─── Supplied material ───
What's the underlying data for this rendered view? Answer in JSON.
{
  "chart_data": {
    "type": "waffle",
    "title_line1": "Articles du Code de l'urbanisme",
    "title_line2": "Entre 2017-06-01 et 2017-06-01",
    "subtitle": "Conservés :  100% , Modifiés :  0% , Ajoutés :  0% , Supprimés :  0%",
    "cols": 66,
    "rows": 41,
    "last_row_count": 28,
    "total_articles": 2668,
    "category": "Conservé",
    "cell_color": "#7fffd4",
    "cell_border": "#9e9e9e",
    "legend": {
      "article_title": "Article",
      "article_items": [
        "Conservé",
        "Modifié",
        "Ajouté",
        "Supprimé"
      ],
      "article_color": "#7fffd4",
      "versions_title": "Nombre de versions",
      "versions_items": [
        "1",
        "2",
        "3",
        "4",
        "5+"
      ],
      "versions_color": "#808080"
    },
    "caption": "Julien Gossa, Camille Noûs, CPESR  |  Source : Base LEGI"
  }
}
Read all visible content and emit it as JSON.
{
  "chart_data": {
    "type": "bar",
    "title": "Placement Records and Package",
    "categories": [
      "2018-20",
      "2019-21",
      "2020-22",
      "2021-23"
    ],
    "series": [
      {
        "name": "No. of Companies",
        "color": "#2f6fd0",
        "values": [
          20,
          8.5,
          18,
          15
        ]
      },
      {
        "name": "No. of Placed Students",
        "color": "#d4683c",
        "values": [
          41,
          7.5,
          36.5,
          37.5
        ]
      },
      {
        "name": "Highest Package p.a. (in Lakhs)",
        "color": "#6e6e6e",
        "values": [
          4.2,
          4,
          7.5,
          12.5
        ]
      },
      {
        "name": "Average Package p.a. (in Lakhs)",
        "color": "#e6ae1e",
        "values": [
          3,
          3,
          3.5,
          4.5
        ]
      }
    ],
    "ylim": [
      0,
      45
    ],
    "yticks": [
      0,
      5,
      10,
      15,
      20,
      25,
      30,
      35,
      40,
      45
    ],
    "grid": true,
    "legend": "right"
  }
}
───
*Exercise*.
Copy all the records above exactly, missing none.

*Output*.
What's the underlying data for this rendered view? Answer in JSON.
{
  "chart_data": {
    "type": "waffle",
    "title_line1": "Articles du Code de l'urbanisme",
    "title_line2": "Entre 2017-06-01 et 2017-06-01",
    "subtitle": "Conservés :  100% , Modifiés :  0% , Ajoutés :  0% , Supprimés :  0%",
    "cols": 66,
    "rows": 41,
    "last_row_count": 28,
    "total_articles": 2668,
    "category": "Conservé",
    "cell_color": "#7fffd4",
    "cell_border": "#9e9e9e",
    "legend": {
      "article_title": "Article",
      "article_items": [
        "Conservé",
        "Modifié",
        "Ajouté",
        "Supprimé"
      ],
      "article_color": "#7fffd4",
      "versions_title": "Nombre de versions",
      "versions_items": [
        "1",
        "2",
        "3",
        "4",
        "5+"
      ],
      "versions_color": "#808080"
    },
    "caption": "Julien Gossa, Camille Noûs, CPESR  |  Source : Base LEGI"
  }
}
Read all visible content and emit it as JSON.
{
  "chart_data": {
    "type": "bar",
    "title": "Placement Records and Package",
    "categories": [
      "2018-20",
      "2019-21",
      "2020-22",
      "2021-23"
    ],
    "series": [
      {
        "name": "No. of Companies",
        "color": "#2f6fd0",
        "values": [
          20,
          8.5,
          18,
          15
        ]
      },
      {
        "name": "No. of Placed Students",
        "color": "#d4683c",
        "values": [
          41,
          7.5,
          36.5,
          37.5
        ]
      },
      {
        "name": "Highest Package p.a. (in Lakhs)",
        "color": "#6e6e6e",
        "values": [
          4.2,
          4,
          7.5,
          12.5
        ]
      },
      {
        "name": "Average Package p.a. (in Lakhs)",
        "color": "#e6ae1e",
        "values": [
          3,
          3,
          3.5,
          4.5
        ]
      }
    ],
    "ylim": [
      0,
      45
    ],
    "yticks": [
      0,
      5,
      10,
      15,
      20,
      25,
      30,
      35,
      40,
      45
    ],
    "grid": true,
    "legend": "right"
  }
}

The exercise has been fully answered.